- Task directions -
Pick out every line of the items below that contains the string "brand", matching case exactly, and copy each such line in full.

- Excerpted data -
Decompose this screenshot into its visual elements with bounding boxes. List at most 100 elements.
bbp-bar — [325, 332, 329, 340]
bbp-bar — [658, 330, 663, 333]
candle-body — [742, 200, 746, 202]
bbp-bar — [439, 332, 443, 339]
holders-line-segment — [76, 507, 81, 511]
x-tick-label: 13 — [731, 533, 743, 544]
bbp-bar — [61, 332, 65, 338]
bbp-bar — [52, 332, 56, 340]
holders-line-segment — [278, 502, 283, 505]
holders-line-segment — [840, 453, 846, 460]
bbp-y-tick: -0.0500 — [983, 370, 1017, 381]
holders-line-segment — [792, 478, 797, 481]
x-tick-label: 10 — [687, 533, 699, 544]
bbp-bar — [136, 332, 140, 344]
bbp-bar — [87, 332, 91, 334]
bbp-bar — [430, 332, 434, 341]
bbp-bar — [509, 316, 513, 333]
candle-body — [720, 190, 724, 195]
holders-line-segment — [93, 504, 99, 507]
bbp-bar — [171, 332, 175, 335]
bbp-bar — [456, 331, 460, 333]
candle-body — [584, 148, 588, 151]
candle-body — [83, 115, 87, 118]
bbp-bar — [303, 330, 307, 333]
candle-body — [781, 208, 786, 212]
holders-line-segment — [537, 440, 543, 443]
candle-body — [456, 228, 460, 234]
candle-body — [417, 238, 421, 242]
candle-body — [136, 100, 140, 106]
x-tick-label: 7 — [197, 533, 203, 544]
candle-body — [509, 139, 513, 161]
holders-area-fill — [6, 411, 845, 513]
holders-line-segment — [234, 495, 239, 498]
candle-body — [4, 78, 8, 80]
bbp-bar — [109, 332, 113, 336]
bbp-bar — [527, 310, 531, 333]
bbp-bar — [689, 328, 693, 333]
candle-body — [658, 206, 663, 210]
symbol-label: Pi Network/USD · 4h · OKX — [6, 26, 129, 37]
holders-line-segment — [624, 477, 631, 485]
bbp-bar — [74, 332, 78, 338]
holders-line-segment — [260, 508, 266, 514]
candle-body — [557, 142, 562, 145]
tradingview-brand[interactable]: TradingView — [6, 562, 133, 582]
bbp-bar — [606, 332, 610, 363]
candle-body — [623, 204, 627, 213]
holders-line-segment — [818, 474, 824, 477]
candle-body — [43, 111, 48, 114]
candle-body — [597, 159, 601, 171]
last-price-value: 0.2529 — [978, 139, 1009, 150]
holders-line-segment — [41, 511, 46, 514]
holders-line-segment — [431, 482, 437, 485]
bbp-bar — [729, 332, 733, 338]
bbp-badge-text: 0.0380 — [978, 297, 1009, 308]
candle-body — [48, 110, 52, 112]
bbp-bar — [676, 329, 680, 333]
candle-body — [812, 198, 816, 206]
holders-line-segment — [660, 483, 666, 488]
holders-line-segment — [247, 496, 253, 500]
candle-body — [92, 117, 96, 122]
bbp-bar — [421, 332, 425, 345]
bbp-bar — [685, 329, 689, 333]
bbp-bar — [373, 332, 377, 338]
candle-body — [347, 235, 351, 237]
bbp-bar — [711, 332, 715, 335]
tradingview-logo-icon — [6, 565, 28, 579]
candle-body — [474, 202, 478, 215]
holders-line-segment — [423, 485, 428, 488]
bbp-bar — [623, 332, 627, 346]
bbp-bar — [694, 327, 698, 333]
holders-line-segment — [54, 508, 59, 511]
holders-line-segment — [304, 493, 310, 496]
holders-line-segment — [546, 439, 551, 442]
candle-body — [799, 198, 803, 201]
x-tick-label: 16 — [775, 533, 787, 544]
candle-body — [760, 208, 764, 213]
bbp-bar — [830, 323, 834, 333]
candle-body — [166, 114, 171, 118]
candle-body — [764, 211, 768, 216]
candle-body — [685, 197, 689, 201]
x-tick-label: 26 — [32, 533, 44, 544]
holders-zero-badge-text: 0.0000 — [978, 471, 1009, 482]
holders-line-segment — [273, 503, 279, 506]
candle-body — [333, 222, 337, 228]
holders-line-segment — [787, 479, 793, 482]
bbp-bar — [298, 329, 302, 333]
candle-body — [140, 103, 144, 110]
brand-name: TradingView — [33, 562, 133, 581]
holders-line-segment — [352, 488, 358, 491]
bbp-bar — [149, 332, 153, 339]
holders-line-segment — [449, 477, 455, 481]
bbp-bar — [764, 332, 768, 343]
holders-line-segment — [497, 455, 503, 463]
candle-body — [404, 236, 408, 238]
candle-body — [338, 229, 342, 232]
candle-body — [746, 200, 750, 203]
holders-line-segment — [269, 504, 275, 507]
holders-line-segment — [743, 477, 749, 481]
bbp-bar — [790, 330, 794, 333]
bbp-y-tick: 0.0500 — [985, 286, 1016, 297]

- Solution -
tradingview-brand[interactable]: TradingView — [6, 562, 133, 582]
brand-name: TradingView — [33, 562, 133, 581]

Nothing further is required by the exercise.